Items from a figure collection

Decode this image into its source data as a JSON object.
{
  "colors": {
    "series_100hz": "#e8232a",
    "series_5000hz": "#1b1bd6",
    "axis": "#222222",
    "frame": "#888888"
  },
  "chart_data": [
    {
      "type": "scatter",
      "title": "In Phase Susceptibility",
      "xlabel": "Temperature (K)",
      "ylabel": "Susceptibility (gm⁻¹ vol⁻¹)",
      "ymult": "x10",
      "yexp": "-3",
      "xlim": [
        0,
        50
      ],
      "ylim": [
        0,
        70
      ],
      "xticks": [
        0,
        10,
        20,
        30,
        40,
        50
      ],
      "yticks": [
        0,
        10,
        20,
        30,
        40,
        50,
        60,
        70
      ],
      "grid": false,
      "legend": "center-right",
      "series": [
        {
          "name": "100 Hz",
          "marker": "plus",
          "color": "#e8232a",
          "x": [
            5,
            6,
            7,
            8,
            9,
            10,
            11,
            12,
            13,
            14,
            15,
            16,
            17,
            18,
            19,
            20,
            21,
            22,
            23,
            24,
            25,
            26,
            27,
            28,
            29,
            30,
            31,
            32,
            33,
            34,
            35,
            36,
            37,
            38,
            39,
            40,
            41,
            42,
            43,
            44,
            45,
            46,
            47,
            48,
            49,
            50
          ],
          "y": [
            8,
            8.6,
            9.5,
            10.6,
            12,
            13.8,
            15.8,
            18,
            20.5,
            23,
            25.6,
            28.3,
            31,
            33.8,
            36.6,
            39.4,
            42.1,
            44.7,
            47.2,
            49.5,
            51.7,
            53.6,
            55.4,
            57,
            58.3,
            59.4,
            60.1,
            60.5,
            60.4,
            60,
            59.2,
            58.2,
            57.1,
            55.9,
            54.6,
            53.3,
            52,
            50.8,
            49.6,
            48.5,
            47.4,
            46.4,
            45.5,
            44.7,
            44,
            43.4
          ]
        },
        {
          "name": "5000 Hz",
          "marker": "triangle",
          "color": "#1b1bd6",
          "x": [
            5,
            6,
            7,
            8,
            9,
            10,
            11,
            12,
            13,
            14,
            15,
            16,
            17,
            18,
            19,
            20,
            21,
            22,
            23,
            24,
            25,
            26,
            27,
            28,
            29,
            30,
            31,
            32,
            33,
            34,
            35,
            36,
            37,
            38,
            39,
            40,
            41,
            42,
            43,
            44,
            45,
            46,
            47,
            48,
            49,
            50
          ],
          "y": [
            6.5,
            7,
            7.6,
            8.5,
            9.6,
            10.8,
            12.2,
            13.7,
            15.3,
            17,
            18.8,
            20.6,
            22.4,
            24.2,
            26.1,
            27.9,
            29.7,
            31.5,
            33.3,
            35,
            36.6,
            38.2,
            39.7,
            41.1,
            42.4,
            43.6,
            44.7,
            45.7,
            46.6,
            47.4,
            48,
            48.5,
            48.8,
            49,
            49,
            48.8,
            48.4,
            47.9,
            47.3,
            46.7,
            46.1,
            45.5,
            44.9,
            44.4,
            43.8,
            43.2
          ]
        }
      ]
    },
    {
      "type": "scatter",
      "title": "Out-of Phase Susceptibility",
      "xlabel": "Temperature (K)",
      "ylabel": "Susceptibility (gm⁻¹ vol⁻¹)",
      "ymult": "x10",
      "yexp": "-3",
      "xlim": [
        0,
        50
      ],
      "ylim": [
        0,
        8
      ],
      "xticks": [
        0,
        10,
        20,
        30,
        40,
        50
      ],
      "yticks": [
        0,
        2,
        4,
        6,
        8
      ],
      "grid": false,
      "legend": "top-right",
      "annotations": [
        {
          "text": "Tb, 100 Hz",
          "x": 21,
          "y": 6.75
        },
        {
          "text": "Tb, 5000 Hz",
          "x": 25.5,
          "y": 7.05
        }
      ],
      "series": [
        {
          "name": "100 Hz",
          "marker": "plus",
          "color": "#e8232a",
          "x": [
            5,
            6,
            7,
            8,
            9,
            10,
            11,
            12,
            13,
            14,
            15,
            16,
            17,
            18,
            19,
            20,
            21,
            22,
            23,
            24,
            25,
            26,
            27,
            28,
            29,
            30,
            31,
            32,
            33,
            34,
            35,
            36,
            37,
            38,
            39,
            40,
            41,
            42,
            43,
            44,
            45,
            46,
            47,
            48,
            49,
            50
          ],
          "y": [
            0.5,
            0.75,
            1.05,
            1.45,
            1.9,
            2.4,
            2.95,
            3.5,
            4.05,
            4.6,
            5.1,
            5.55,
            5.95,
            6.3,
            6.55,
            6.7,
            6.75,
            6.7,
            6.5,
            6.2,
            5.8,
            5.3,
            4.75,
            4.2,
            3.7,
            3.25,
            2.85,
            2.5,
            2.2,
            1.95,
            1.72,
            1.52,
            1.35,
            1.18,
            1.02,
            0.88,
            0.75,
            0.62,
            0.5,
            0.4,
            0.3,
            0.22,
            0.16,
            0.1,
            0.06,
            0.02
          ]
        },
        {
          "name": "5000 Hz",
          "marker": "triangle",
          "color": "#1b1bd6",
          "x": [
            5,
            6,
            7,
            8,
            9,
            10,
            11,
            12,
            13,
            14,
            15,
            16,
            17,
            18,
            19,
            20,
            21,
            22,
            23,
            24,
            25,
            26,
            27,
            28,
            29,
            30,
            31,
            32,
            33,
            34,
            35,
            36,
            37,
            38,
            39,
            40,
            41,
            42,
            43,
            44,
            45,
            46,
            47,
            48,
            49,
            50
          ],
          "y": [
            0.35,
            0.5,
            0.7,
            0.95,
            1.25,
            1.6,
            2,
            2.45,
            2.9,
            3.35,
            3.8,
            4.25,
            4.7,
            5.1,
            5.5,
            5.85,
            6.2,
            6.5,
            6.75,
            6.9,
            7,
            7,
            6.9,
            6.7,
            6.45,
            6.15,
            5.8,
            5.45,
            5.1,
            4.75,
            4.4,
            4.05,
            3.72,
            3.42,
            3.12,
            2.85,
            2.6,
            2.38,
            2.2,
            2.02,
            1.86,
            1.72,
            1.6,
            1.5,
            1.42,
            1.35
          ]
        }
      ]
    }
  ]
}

SET PROBLEM
Output the records verbatim, from the first line to the last.

RESPONSE BELOW
Decode this image into its source data as a JSON object.
{
  "colors": {
    "series_100hz": "#e8232a",
    "series_5000hz": "#1b1bd6",
    "axis": "#222222",
    "frame": "#888888"
  },
  "chart_data": [
    {
      "type": "scatter",
      "title": "In Phase Susceptibility",
      "xlabel": "Temperature (K)",
      "ylabel": "Susceptibility (gm⁻¹ vol⁻¹)",
      "ymult": "x10",
      "yexp": "-3",
      "xlim": [
        0,
        50
      ],
      "ylim": [
        0,
        70
      ],
      "xticks": [
        0,
        10,
        20,
        30,
        40,
        50
      ],
      "yticks": [
        0,
        10,
        20,
        30,
        40,
        50,
        60,
        70
      ],
      "grid": false,
      "legend": "center-right",
      "series": [
        {
          "name": "100 Hz",
          "marker": "plus",
          "color": "#e8232a",
          "x": [
            5,
            6,
            7,
            8,
            9,
            10,
            11,
            12,
            13,
            14,
            15,
            16,
            17,
            18,
            19,
            20,
            21,
            22,
            23,
            24,
            25,
            26,
            27,
            28,
            29,
            30,
            31,
            32,
            33,
            34,
            35,
            36,
            37,
            38,
            39,
            40,
            41,
            42,
            43,
            44,
            45,
            46,
            47,
            48,
            49,
            50
          ],
          "y": [
            8,
            8.6,
            9.5,
            10.6,
            12,
            13.8,
            15.8,
            18,
            20.5,
            23,
            25.6,
            28.3,
            31,
            33.8,
            36.6,
            39.4,
            42.1,
            44.7,
            47.2,
            49.5,
            51.7,
            53.6,
            55.4,
            57,
            58.3,
            59.4,
            60.1,
            60.5,
            60.4,
            60,
            59.2,
            58.2,
            57.1,
            55.9,
            54.6,
            53.3,
            52,
            50.8,
            49.6,
            48.5,
            47.4,
            46.4,
            45.5,
            44.7,
            44,
            43.4
          ]
        },
        {
          "name": "5000 Hz",
          "marker": "triangle",
          "color": "#1b1bd6",
          "x": [
            5,
            6,
            7,
            8,
            9,
            10,
            11,
            12,
            13,
            14,
            15,
            16,
            17,
            18,
            19,
            20,
            21,
            22,
            23,
            24,
            25,
            26,
            27,
            28,
            29,
            30,
            31,
            32,
            33,
            34,
            35,
            36,
            37,
            38,
            39,
            40,
            41,
            42,
            43,
            44,
            45,
            46,
            47,
            48,
            49,
            50
          ],
          "y": [
            6.5,
            7,
            7.6,
            8.5,
            9.6,
            10.8,
            12.2,
            13.7,
            15.3,
            17,
            18.8,
            20.6,
            22.4,
            24.2,
            26.1,
            27.9,
            29.7,
            31.5,
            33.3,
            35,
            36.6,
            38.2,
            39.7,
            41.1,
            42.4,
            43.6,
            44.7,
            45.7,
            46.6,
            47.4,
            48,
            48.5,
            48.8,
            49,
            49,
            48.8,
            48.4,
            47.9,
            47.3,
            46.7,
            46.1,
            45.5,
            44.9,
            44.4,
            43.8,
            43.2
          ]
        }
      ]
    },
    {
      "type": "scatter",
      "title": "Out-of Phase Susceptibility",
      "xlabel": "Temperature (K)",
      "ylabel": "Susceptibility (gm⁻¹ vol⁻¹)",
      "ymult": "x10",
      "yexp": "-3",
      "xlim": [
        0,
        50
      ],
      "ylim": [
        0,
        8
      ],
      "xticks": [
        0,
        10,
        20,
        30,
        40,
        50
      ],
      "yticks": [
        0,
        2,
        4,
        6,
        8
      ],
      "grid": false,
      "legend": "top-right",
      "annotations": [
        {
          "text": "Tb, 100 Hz",
          "x": 21,
          "y": 6.75
        },
        {
          "text": "Tb, 5000 Hz",
          "x": 25.5,
          "y": 7.05
        }
      ],
      "series": [
        {
          "name": "100 Hz",
          "marker": "plus",
          "color": "#e8232a",
          "x": [
            5,
            6,
            7,
            8,
            9,
            10,
            11,
            12,
            13,
            14,
            15,
            16,
            17,
            18,
            19,
            20,
            21,
            22,
            23,
            24,
            25,
            26,
            27,
            28,
            29,
            30,
            31,
            32,
            33,
            34,
            35,
            36,
            37,
            38,
            39,
            40,
            41,
            42,
            43,
            44,
            45,
            46,
            47,
            48,
            49,
            50
          ],
          "y": [
            0.5,
            0.75,
            1.05,
            1.45,
            1.9,
            2.4,
            2.95,
            3.5,
            4.05,
            4.6,
            5.1,
            5.55,
            5.95,
            6.3,
            6.55,
            6.7,
            6.75,
            6.7,
            6.5,
            6.2,
            5.8,
            5.3,
            4.75,
            4.2,
            3.7,
            3.25,
            2.85,
            2.5,
            2.2,
            1.95,
            1.72,
            1.52,
            1.35,
            1.18,
            1.02,
            0.88,
            0.75,
            0.62,
            0.5,
            0.4,
            0.3,
            0.22,
            0.16,
            0.1,
            0.06,
            0.02
          ]
        },
        {
          "name": "5000 Hz",
          "marker": "triangle",
          "color": "#1b1bd6",
          "x": [
            5,
            6,
            7,
            8,
            9,
            10,
            11,
            12,
            13,
            14,
            15,
            16,
            17,
            18,
            19,
            20,
            21,
            22,
            23,
            24,
            25,
            26,
            27,
            28,
            29,
            30,
            31,
            32,
            33,
            34,
            35,
            36,
            37,
            38,
            39,
            40,
            41,
            42,
            43,
            44,
            45,
            46,
            47,
            48,
            49,
            50
          ],
          "y": [
            0.35,
            0.5,
            0.7,
            0.95,
            1.25,
            1.6,
            2,
            2.45,
            2.9,
            3.35,
            3.8,
            4.25,
            4.7,
            5.1,
            5.5,
            5.85,
            6.2,
            6.5,
            6.75,
            6.9,
            7,
            7,
            6.9,
            6.7,
            6.45,
            6.15,
            5.8,
            5.45,
            5.1,
            4.75,
            4.4,
            4.05,
            3.72,
            3.42,
            3.12,
            2.85,
            2.6,
            2.38,
            2.2,
            2.02,
            1.86,
            1.72,
            1.6,
            1.5,
            1.42,
            1.35
          ]
        }
      ]
    }
  ]
}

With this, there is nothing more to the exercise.